### TO BE DONE
Extract each line from the entries below that has the string "User" in it.
▽
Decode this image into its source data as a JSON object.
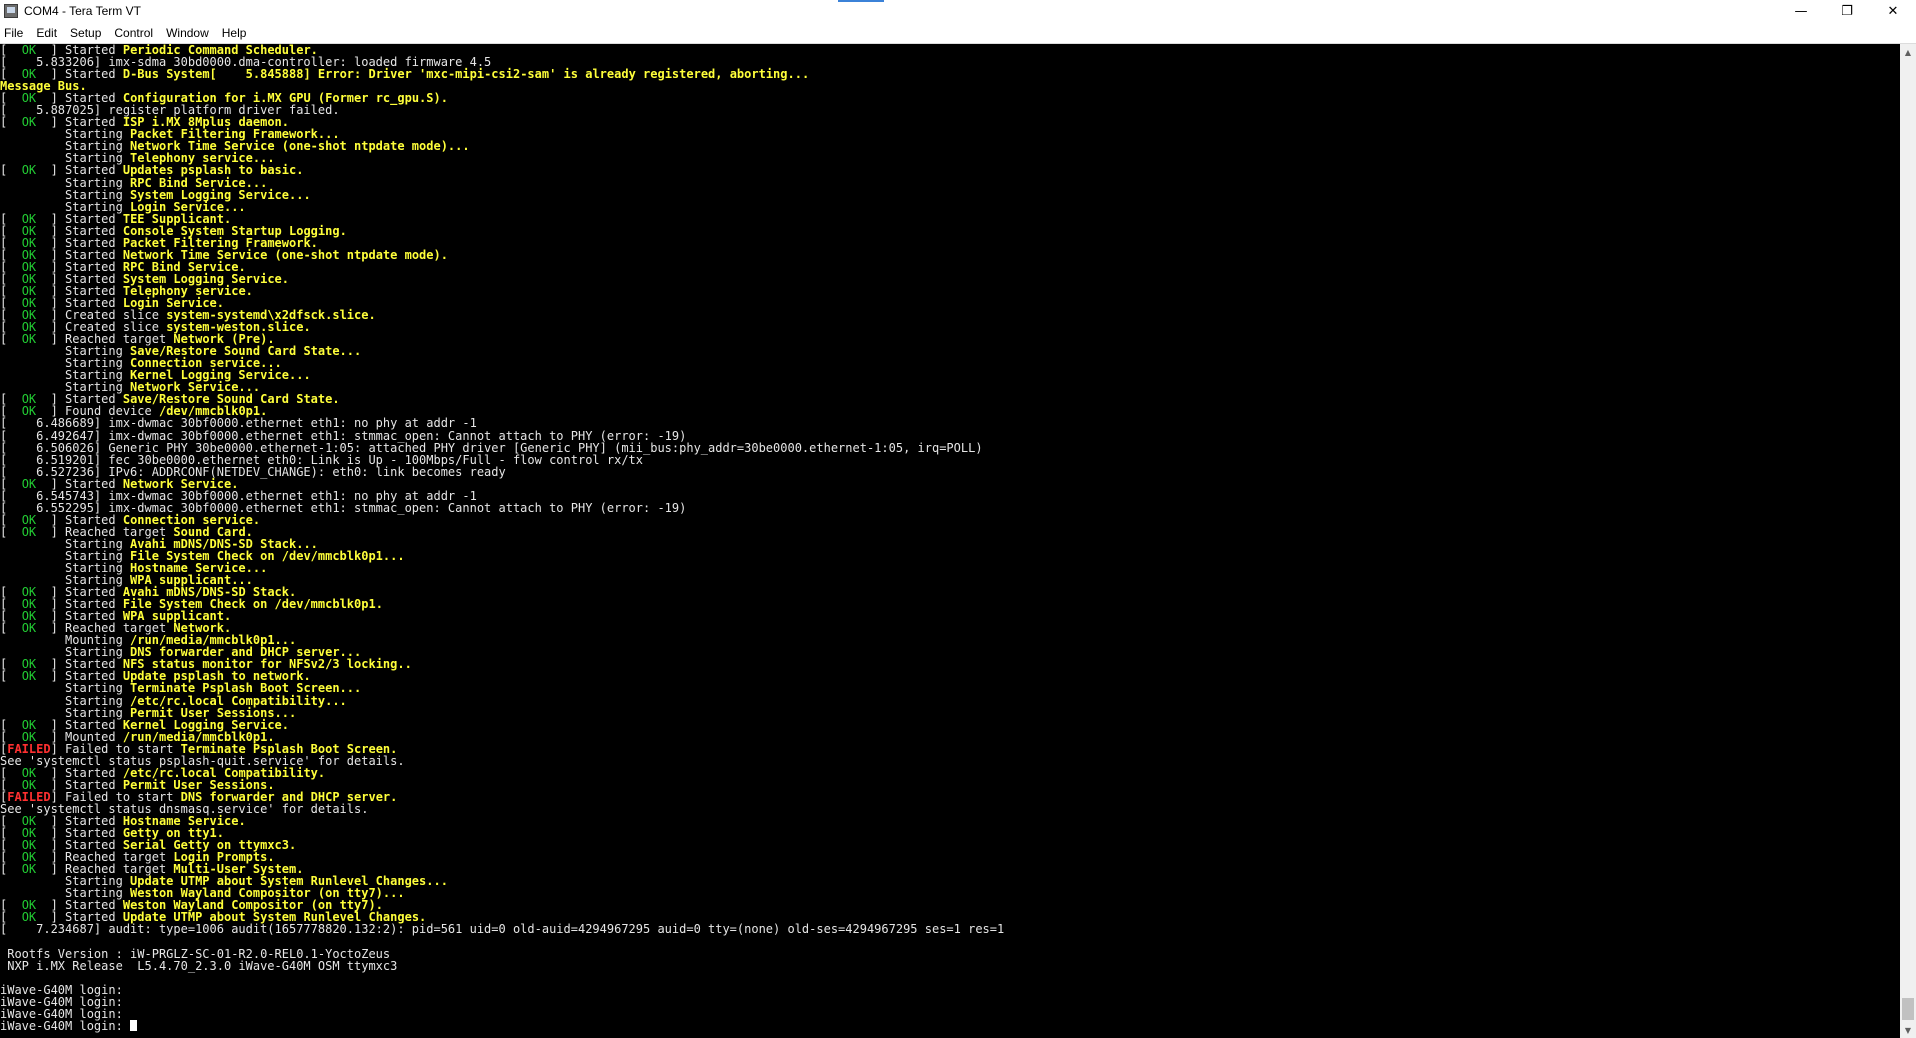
{
  "window": {
    "title": "COM4 - Tera Term VT",
    "minimize_glyph": "—",
    "restore_glyph": "❐",
    "close_glyph": "✕"
  },
  "menu": [
    "File",
    "Edit",
    "Setup",
    "Control",
    "Window",
    "Help"
  ],
  "colors": {
    "background": "#000000",
    "default": "#e6e6e6",
    "ok": "#22cc33",
    "highlight": "#ffff3a",
    "failed": "#ff3030"
  },
  "terminal": {
    "lines": [
      [
        [
          "w",
          "[  "
        ],
        [
          "g",
          "OK"
        ],
        [
          "w",
          "  ] Started "
        ],
        [
          "y",
          "Periodic Command Scheduler."
        ]
      ],
      [
        [
          "w",
          "[    5.833206] imx-sdma 30bd0000.dma-controller: loaded firmware 4.5"
        ]
      ],
      [
        [
          "w",
          "[  "
        ],
        [
          "g",
          "OK"
        ],
        [
          "w",
          "  ] Started "
        ],
        [
          "y",
          "D-Bus System[    5.845888] Error: Driver 'mxc-mipi-csi2-sam' is already registered, aborting..."
        ]
      ],
      [
        [
          "y",
          "Message Bus."
        ]
      ],
      [
        [
          "w",
          "[  "
        ],
        [
          "g",
          "OK"
        ],
        [
          "w",
          "  ] Started "
        ],
        [
          "y",
          "Configuration for i.MX GPU (Former rc_gpu.S)."
        ]
      ],
      [
        [
          "w",
          "[    5.887025] register platform driver failed."
        ]
      ],
      [
        [
          "w",
          "[  "
        ],
        [
          "g",
          "OK"
        ],
        [
          "w",
          "  ] Started "
        ],
        [
          "y",
          "ISP i.MX 8Mplus daemon."
        ]
      ],
      [
        [
          "w",
          "         Starting "
        ],
        [
          "y",
          "Packet Filtering Framework..."
        ]
      ],
      [
        [
          "w",
          "         Starting "
        ],
        [
          "y",
          "Network Time Service (one-shot ntpdate mode)..."
        ]
      ],
      [
        [
          "w",
          "         Starting "
        ],
        [
          "y",
          "Telephony service..."
        ]
      ],
      [
        [
          "w",
          "[  "
        ],
        [
          "g",
          "OK"
        ],
        [
          "w",
          "  ] Started "
        ],
        [
          "y",
          "Updates psplash to basic."
        ]
      ],
      [
        [
          "w",
          "         Starting "
        ],
        [
          "y",
          "RPC Bind Service..."
        ]
      ],
      [
        [
          "w",
          "         Starting "
        ],
        [
          "y",
          "System Logging Service..."
        ]
      ],
      [
        [
          "w",
          "         Starting "
        ],
        [
          "y",
          "Login Service..."
        ]
      ],
      [
        [
          "w",
          "[  "
        ],
        [
          "g",
          "OK"
        ],
        [
          "w",
          "  ] Started "
        ],
        [
          "y",
          "TEE Supplicant."
        ]
      ],
      [
        [
          "w",
          "[  "
        ],
        [
          "g",
          "OK"
        ],
        [
          "w",
          "  ] Started "
        ],
        [
          "y",
          "Console System Startup Logging."
        ]
      ],
      [
        [
          "w",
          "[  "
        ],
        [
          "g",
          "OK"
        ],
        [
          "w",
          "  ] Started "
        ],
        [
          "y",
          "Packet Filtering Framework."
        ]
      ],
      [
        [
          "w",
          "[  "
        ],
        [
          "g",
          "OK"
        ],
        [
          "w",
          "  ] Started "
        ],
        [
          "y",
          "Network Time Service (one-shot ntpdate mode)."
        ]
      ],
      [
        [
          "w",
          "[  "
        ],
        [
          "g",
          "OK"
        ],
        [
          "w",
          "  ] Started "
        ],
        [
          "y",
          "RPC Bind Service."
        ]
      ],
      [
        [
          "w",
          "[  "
        ],
        [
          "g",
          "OK"
        ],
        [
          "w",
          "  ] Started "
        ],
        [
          "y",
          "System Logging Service."
        ]
      ],
      [
        [
          "w",
          "[  "
        ],
        [
          "g",
          "OK"
        ],
        [
          "w",
          "  ] Started "
        ],
        [
          "y",
          "Telephony service."
        ]
      ],
      [
        [
          "w",
          "[  "
        ],
        [
          "g",
          "OK"
        ],
        [
          "w",
          "  ] Started "
        ],
        [
          "y",
          "Login Service."
        ]
      ],
      [
        [
          "w",
          "[  "
        ],
        [
          "g",
          "OK"
        ],
        [
          "w",
          "  ] Created slice "
        ],
        [
          "y",
          "system-systemd\\x2dfsck.slice."
        ]
      ],
      [
        [
          "w",
          "[  "
        ],
        [
          "g",
          "OK"
        ],
        [
          "w",
          "  ] Created slice "
        ],
        [
          "y",
          "system-weston.slice."
        ]
      ],
      [
        [
          "w",
          "[  "
        ],
        [
          "g",
          "OK"
        ],
        [
          "w",
          "  ] Reached target "
        ],
        [
          "y",
          "Network (Pre)."
        ]
      ],
      [
        [
          "w",
          "         Starting "
        ],
        [
          "y",
          "Save/Restore Sound Card State..."
        ]
      ],
      [
        [
          "w",
          "         Starting "
        ],
        [
          "y",
          "Connection service..."
        ]
      ],
      [
        [
          "w",
          "         Starting "
        ],
        [
          "y",
          "Kernel Logging Service..."
        ]
      ],
      [
        [
          "w",
          "         Starting "
        ],
        [
          "y",
          "Network Service..."
        ]
      ],
      [
        [
          "w",
          "[  "
        ],
        [
          "g",
          "OK"
        ],
        [
          "w",
          "  ] Started "
        ],
        [
          "y",
          "Save/Restore Sound Card State."
        ]
      ],
      [
        [
          "w",
          "[  "
        ],
        [
          "g",
          "OK"
        ],
        [
          "w",
          "  ] Found device "
        ],
        [
          "y",
          "/dev/mmcblk0p1."
        ]
      ],
      [
        [
          "w",
          "[    6.486689] imx-dwmac 30bf0000.ethernet eth1: no phy at addr -1"
        ]
      ],
      [
        [
          "w",
          "[    6.492647] imx-dwmac 30bf0000.ethernet eth1: stmmac_open: Cannot attach to PHY (error: -19)"
        ]
      ],
      [
        [
          "w",
          "[    6.506026] Generic PHY 30be0000.ethernet-1:05: attached PHY driver [Generic PHY] (mii_bus:phy_addr=30be0000.ethernet-1:05, irq=POLL)"
        ]
      ],
      [
        [
          "w",
          "[    6.519201] fec 30be0000.ethernet eth0: Link is Up - 100Mbps/Full - flow control rx/tx"
        ]
      ],
      [
        [
          "w",
          "[    6.527236] IPv6: ADDRCONF(NETDEV_CHANGE): eth0: link becomes ready"
        ]
      ],
      [
        [
          "w",
          "[  "
        ],
        [
          "g",
          "OK"
        ],
        [
          "w",
          "  ] Started "
        ],
        [
          "y",
          "Network Service."
        ]
      ],
      [
        [
          "w",
          "[    6.545743] imx-dwmac 30bf0000.ethernet eth1: no phy at addr -1"
        ]
      ],
      [
        [
          "w",
          "[    6.552295] imx-dwmac 30bf0000.ethernet eth1: stmmac_open: Cannot attach to PHY (error: -19)"
        ]
      ],
      [
        [
          "w",
          "[  "
        ],
        [
          "g",
          "OK"
        ],
        [
          "w",
          "  ] Started "
        ],
        [
          "y",
          "Connection service."
        ]
      ],
      [
        [
          "w",
          "[  "
        ],
        [
          "g",
          "OK"
        ],
        [
          "w",
          "  ] Reached target "
        ],
        [
          "y",
          "Sound Card."
        ]
      ],
      [
        [
          "w",
          "         Starting "
        ],
        [
          "y",
          "Avahi mDNS/DNS-SD Stack..."
        ]
      ],
      [
        [
          "w",
          "         Starting "
        ],
        [
          "y",
          "File System Check on /dev/mmcblk0p1..."
        ]
      ],
      [
        [
          "w",
          "         Starting "
        ],
        [
          "y",
          "Hostname Service..."
        ]
      ],
      [
        [
          "w",
          "         Starting "
        ],
        [
          "y",
          "WPA supplicant..."
        ]
      ],
      [
        [
          "w",
          "[  "
        ],
        [
          "g",
          "OK"
        ],
        [
          "w",
          "  ] Started "
        ],
        [
          "y",
          "Avahi mDNS/DNS-SD Stack."
        ]
      ],
      [
        [
          "w",
          "[  "
        ],
        [
          "g",
          "OK"
        ],
        [
          "w",
          "  ] Started "
        ],
        [
          "y",
          "File System Check on /dev/mmcblk0p1."
        ]
      ],
      [
        [
          "w",
          "[  "
        ],
        [
          "g",
          "OK"
        ],
        [
          "w",
          "  ] Started "
        ],
        [
          "y",
          "WPA supplicant."
        ]
      ],
      [
        [
          "w",
          "[  "
        ],
        [
          "g",
          "OK"
        ],
        [
          "w",
          "  ] Reached target "
        ],
        [
          "y",
          "Network."
        ]
      ],
      [
        [
          "w",
          "         Mounting "
        ],
        [
          "y",
          "/run/media/mmcblk0p1..."
        ]
      ],
      [
        [
          "w",
          "         Starting "
        ],
        [
          "y",
          "DNS forwarder and DHCP server..."
        ]
      ],
      [
        [
          "w",
          "[  "
        ],
        [
          "g",
          "OK"
        ],
        [
          "w",
          "  ] Started "
        ],
        [
          "y",
          "NFS status monitor for NFSv2/3 locking.."
        ]
      ],
      [
        [
          "w",
          "[  "
        ],
        [
          "g",
          "OK"
        ],
        [
          "w",
          "  ] Started "
        ],
        [
          "y",
          "Update psplash to network."
        ]
      ],
      [
        [
          "w",
          "         Starting "
        ],
        [
          "y",
          "Terminate Psplash Boot Screen..."
        ]
      ],
      [
        [
          "w",
          "         Starting "
        ],
        [
          "y",
          "/etc/rc.local Compatibility..."
        ]
      ],
      [
        [
          "w",
          "         Starting "
        ],
        [
          "y",
          "Permit User Sessions..."
        ]
      ],
      [
        [
          "w",
          "[  "
        ],
        [
          "g",
          "OK"
        ],
        [
          "w",
          "  ] Started "
        ],
        [
          "y",
          "Kernel Logging Service."
        ]
      ],
      [
        [
          "w",
          "[  "
        ],
        [
          "g",
          "OK"
        ],
        [
          "w",
          "  ] Mounted "
        ],
        [
          "y",
          "/run/media/mmcblk0p1."
        ]
      ],
      [
        [
          "w",
          "["
        ],
        [
          "r",
          "FAILED"
        ],
        [
          "w",
          "] Failed to start "
        ],
        [
          "y",
          "Terminate Psplash Boot Screen."
        ]
      ],
      [
        [
          "w",
          "See 'systemctl status psplash-quit.service' for details."
        ]
      ],
      [
        [
          "w",
          "[  "
        ],
        [
          "g",
          "OK"
        ],
        [
          "w",
          "  ] Started "
        ],
        [
          "y",
          "/etc/rc.local Compatibility."
        ]
      ],
      [
        [
          "w",
          "[  "
        ],
        [
          "g",
          "OK"
        ],
        [
          "w",
          "  ] Started "
        ],
        [
          "y",
          "Permit User Sessions."
        ]
      ],
      [
        [
          "w",
          "["
        ],
        [
          "r",
          "FAILED"
        ],
        [
          "w",
          "] Failed to start "
        ],
        [
          "y",
          "DNS forwarder and DHCP server."
        ]
      ],
      [
        [
          "w",
          "See 'systemctl status dnsmasq.service' for details."
        ]
      ],
      [
        [
          "w",
          "[  "
        ],
        [
          "g",
          "OK"
        ],
        [
          "w",
          "  ] Started "
        ],
        [
          "y",
          "Hostname Service."
        ]
      ],
      [
        [
          "w",
          "[  "
        ],
        [
          "g",
          "OK"
        ],
        [
          "w",
          "  ] Started "
        ],
        [
          "y",
          "Getty on tty1."
        ]
      ],
      [
        [
          "w",
          "[  "
        ],
        [
          "g",
          "OK"
        ],
        [
          "w",
          "  ] Started "
        ],
        [
          "y",
          "Serial Getty on ttymxc3."
        ]
      ],
      [
        [
          "w",
          "[  "
        ],
        [
          "g",
          "OK"
        ],
        [
          "w",
          "  ] Reached target "
        ],
        [
          "y",
          "Login Prompts."
        ]
      ],
      [
        [
          "w",
          "[  "
        ],
        [
          "g",
          "OK"
        ],
        [
          "w",
          "  ] Reached target "
        ],
        [
          "y",
          "Multi-User System."
        ]
      ],
      [
        [
          "w",
          "         Starting "
        ],
        [
          "y",
          "Update UTMP about System Runlevel Changes..."
        ]
      ],
      [
        [
          "w",
          "         Starting "
        ],
        [
          "y",
          "Weston Wayland Compositor (on tty7)..."
        ]
      ],
      [
        [
          "w",
          "[  "
        ],
        [
          "g",
          "OK"
        ],
        [
          "w",
          "  ] Started "
        ],
        [
          "y",
          "Weston Wayland Compositor (on tty7)."
        ]
      ],
      [
        [
          "w",
          "[  "
        ],
        [
          "g",
          "OK"
        ],
        [
          "w",
          "  ] Started "
        ],
        [
          "y",
          "Update UTMP about System Runlevel Changes."
        ]
      ],
      [
        [
          "w",
          "[    7.234687] audit: type=1006 audit(1657778820.132:2): pid=561 uid=0 old-auid=4294967295 auid=0 tty=(none) old-ses=4294967295 ses=1 res=1"
        ]
      ],
      [
        [
          "w",
          ""
        ]
      ],
      [
        [
          "w",
          " Rootfs Version : iW-PRGLZ-SC-01-R2.0-REL0.1-YoctoZeus"
        ]
      ],
      [
        [
          "w",
          " NXP i.MX Release  L5.4.70_2.3.0 iWave-G40M OSM ttymxc3"
        ]
      ],
      [
        [
          "w",
          ""
        ]
      ],
      [
        [
          "w",
          "iWave-G40M login:"
        ]
      ],
      [
        [
          "w",
          "iWave-G40M login:"
        ]
      ],
      [
        [
          "w",
          "iWave-G40M login:"
        ]
      ],
      [
        [
          "w",
          "iWave-G40M login: "
        ],
        [
          "cursor",
          ""
        ]
      ]
    ]
  }
}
△
### ANSWER IN FULL
          "Permit User Sessions..."
          "Permit User Sessions."
          "Multi-User System."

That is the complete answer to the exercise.